THE INPUT start
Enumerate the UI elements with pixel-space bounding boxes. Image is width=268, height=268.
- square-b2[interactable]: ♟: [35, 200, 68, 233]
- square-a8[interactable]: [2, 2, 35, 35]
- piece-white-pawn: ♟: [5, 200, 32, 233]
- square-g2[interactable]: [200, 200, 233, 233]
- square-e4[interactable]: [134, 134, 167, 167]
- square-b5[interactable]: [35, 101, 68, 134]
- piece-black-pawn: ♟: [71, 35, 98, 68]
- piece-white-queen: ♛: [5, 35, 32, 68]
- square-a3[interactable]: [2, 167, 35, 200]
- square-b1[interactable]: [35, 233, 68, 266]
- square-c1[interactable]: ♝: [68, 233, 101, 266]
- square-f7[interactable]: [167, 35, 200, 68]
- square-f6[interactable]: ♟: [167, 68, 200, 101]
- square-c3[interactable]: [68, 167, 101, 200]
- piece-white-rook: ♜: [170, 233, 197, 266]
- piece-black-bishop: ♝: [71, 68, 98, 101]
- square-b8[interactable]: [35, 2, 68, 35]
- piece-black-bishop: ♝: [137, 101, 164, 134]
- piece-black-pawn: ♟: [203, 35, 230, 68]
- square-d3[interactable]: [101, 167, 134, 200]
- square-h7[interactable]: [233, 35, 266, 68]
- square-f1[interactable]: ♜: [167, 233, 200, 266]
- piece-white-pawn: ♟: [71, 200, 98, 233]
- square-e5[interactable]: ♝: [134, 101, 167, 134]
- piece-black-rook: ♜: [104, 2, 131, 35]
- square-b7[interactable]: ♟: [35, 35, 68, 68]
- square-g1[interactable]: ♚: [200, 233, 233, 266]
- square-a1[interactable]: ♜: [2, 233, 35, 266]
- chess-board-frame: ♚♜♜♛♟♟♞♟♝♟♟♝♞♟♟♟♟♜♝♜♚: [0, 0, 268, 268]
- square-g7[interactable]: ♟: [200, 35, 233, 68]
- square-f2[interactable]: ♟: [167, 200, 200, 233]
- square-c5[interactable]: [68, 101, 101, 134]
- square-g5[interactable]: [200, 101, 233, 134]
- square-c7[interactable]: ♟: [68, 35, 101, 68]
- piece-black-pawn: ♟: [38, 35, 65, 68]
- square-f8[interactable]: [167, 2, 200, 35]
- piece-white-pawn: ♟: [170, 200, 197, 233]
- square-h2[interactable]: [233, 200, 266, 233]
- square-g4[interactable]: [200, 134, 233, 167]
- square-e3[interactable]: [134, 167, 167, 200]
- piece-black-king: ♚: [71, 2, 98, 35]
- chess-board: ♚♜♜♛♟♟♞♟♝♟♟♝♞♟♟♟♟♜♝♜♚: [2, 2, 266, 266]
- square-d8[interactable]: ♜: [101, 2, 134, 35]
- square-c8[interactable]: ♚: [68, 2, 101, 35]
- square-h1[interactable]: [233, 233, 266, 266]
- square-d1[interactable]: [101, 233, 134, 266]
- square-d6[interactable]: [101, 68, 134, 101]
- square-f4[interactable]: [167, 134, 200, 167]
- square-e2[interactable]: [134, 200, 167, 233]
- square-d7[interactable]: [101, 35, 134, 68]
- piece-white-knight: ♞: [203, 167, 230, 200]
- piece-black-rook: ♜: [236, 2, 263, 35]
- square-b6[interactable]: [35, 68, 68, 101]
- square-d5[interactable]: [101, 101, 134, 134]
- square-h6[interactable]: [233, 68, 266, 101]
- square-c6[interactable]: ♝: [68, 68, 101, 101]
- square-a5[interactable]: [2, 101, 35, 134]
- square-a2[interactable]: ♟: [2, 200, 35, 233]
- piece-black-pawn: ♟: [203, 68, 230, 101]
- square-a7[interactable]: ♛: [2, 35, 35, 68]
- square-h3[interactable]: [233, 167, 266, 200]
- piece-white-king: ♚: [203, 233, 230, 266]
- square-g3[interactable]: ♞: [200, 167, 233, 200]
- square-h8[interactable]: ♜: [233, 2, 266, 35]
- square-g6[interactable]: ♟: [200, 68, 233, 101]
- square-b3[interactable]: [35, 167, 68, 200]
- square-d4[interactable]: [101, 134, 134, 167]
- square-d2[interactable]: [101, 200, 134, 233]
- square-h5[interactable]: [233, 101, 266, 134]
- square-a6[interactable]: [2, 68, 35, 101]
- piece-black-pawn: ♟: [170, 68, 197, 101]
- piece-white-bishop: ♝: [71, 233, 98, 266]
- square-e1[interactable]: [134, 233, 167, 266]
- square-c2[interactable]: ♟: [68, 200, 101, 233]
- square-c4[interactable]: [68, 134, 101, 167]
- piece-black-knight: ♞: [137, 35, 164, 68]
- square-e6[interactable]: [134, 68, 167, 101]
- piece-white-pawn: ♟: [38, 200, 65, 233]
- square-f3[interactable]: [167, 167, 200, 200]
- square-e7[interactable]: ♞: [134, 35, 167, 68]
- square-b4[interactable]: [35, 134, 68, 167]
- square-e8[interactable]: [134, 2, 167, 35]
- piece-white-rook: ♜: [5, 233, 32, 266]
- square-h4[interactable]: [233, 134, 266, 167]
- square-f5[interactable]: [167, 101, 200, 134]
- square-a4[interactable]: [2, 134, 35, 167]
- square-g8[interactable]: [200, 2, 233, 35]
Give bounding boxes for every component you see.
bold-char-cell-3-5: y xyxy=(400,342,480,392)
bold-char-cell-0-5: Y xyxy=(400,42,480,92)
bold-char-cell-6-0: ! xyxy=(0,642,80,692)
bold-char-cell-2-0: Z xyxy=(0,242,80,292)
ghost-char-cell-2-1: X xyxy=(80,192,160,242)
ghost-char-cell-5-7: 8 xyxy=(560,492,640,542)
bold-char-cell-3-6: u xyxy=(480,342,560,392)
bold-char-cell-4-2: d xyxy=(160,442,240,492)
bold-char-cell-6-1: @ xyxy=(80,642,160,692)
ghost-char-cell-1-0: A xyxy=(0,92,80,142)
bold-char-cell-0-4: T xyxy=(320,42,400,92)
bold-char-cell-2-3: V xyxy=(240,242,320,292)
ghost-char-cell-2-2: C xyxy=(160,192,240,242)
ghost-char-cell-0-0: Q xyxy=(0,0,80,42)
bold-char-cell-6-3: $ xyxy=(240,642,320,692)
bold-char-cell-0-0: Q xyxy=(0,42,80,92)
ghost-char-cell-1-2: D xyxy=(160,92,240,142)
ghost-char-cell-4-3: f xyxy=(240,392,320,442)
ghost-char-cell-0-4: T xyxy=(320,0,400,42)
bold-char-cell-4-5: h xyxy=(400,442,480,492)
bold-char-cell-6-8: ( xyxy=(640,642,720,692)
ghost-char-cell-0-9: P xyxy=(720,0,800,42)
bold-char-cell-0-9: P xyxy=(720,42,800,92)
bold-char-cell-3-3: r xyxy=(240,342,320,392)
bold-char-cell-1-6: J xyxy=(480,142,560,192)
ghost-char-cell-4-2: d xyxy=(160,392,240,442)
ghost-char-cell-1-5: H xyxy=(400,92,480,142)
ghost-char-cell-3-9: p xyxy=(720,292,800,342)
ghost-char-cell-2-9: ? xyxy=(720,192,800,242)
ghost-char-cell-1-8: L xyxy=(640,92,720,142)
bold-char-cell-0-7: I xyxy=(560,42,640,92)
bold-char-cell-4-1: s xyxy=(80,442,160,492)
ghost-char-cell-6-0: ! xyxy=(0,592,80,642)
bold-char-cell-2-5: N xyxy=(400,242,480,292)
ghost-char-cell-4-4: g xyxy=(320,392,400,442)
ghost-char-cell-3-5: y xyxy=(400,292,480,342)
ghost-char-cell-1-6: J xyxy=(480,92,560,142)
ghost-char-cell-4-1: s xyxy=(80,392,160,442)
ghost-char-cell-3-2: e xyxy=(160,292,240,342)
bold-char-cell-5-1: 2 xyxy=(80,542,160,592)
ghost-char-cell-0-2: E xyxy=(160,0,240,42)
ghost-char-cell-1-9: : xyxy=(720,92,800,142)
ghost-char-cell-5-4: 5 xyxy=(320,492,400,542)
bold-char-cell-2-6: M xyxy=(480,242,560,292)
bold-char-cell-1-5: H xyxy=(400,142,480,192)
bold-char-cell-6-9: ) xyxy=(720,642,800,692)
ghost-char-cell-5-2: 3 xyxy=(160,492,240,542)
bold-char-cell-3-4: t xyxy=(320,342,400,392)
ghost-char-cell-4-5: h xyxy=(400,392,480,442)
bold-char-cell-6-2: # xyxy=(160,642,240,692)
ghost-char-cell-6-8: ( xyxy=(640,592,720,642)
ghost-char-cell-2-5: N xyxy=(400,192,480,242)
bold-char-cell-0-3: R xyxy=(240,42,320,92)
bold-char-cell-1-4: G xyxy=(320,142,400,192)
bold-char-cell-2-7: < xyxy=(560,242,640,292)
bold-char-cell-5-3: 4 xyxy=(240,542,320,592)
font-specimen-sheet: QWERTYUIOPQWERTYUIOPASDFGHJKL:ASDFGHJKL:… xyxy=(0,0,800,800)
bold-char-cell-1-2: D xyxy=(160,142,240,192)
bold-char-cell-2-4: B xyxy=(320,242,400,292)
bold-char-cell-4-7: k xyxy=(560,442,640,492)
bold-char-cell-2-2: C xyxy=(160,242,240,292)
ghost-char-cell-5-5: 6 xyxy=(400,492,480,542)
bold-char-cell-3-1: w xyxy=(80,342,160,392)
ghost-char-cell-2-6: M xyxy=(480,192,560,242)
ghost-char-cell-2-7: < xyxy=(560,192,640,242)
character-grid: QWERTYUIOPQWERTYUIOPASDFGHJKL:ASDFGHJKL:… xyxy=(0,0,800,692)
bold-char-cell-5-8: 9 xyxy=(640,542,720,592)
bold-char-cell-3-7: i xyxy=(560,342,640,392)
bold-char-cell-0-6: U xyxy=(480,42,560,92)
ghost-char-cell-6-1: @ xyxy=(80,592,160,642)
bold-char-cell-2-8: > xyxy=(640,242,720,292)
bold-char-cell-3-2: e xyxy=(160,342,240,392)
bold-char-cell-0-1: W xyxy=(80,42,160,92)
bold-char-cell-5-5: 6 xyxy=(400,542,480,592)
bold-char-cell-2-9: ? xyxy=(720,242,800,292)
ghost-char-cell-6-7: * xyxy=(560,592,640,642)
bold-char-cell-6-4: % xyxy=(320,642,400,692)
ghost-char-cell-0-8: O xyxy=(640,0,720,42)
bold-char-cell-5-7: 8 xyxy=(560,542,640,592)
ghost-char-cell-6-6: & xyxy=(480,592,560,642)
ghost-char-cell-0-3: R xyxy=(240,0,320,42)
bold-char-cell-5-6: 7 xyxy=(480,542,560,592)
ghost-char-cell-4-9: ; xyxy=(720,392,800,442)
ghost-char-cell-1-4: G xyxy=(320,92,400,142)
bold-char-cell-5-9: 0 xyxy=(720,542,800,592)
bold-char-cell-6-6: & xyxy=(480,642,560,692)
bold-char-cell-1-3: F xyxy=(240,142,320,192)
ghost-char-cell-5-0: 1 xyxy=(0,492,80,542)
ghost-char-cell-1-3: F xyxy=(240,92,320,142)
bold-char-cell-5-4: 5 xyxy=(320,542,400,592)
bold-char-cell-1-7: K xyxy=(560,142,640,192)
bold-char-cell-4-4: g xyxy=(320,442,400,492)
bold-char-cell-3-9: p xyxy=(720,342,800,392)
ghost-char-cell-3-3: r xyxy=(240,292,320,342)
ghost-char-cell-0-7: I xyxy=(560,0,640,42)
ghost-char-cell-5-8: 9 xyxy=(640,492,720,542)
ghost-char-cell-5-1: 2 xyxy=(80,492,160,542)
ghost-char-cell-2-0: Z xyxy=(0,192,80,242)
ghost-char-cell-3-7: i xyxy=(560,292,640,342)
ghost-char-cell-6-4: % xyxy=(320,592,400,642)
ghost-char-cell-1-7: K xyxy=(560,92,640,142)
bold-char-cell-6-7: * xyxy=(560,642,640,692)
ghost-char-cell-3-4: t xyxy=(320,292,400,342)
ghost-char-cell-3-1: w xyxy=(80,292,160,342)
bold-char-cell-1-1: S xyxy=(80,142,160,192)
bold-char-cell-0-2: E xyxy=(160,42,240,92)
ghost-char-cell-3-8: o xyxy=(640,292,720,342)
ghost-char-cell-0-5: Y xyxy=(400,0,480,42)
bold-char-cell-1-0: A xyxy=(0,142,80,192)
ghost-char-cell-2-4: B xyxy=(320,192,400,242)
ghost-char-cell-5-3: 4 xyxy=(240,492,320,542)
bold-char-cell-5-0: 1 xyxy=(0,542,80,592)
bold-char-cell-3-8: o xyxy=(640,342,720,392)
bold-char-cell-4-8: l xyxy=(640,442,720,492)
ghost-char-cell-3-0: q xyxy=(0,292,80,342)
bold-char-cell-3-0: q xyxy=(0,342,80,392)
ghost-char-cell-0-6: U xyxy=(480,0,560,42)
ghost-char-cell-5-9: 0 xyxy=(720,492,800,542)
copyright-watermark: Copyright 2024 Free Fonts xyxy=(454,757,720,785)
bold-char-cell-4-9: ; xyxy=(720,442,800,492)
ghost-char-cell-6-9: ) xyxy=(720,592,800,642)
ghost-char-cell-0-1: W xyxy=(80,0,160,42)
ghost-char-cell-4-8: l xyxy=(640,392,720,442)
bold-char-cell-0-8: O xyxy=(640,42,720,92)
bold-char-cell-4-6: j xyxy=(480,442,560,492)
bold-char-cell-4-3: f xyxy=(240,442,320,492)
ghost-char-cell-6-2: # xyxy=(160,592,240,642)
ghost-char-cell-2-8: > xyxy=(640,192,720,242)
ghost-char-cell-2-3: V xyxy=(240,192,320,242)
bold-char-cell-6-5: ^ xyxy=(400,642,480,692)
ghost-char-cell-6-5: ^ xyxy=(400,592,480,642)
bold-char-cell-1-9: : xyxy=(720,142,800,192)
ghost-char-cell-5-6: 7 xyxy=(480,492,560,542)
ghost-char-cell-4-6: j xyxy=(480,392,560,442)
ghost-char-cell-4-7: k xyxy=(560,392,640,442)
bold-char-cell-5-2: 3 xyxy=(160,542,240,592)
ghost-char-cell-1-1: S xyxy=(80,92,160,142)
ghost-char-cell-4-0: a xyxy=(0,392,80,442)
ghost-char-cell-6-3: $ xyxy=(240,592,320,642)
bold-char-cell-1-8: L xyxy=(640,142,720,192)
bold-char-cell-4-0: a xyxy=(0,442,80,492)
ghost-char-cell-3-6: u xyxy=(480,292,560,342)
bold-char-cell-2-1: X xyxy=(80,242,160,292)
THE INPUT end
GIVEN PROBLEM:
State how many of the rows above contain the string "knight". Reply with the number only.

ANSWER TO THIS EXERCISE:
2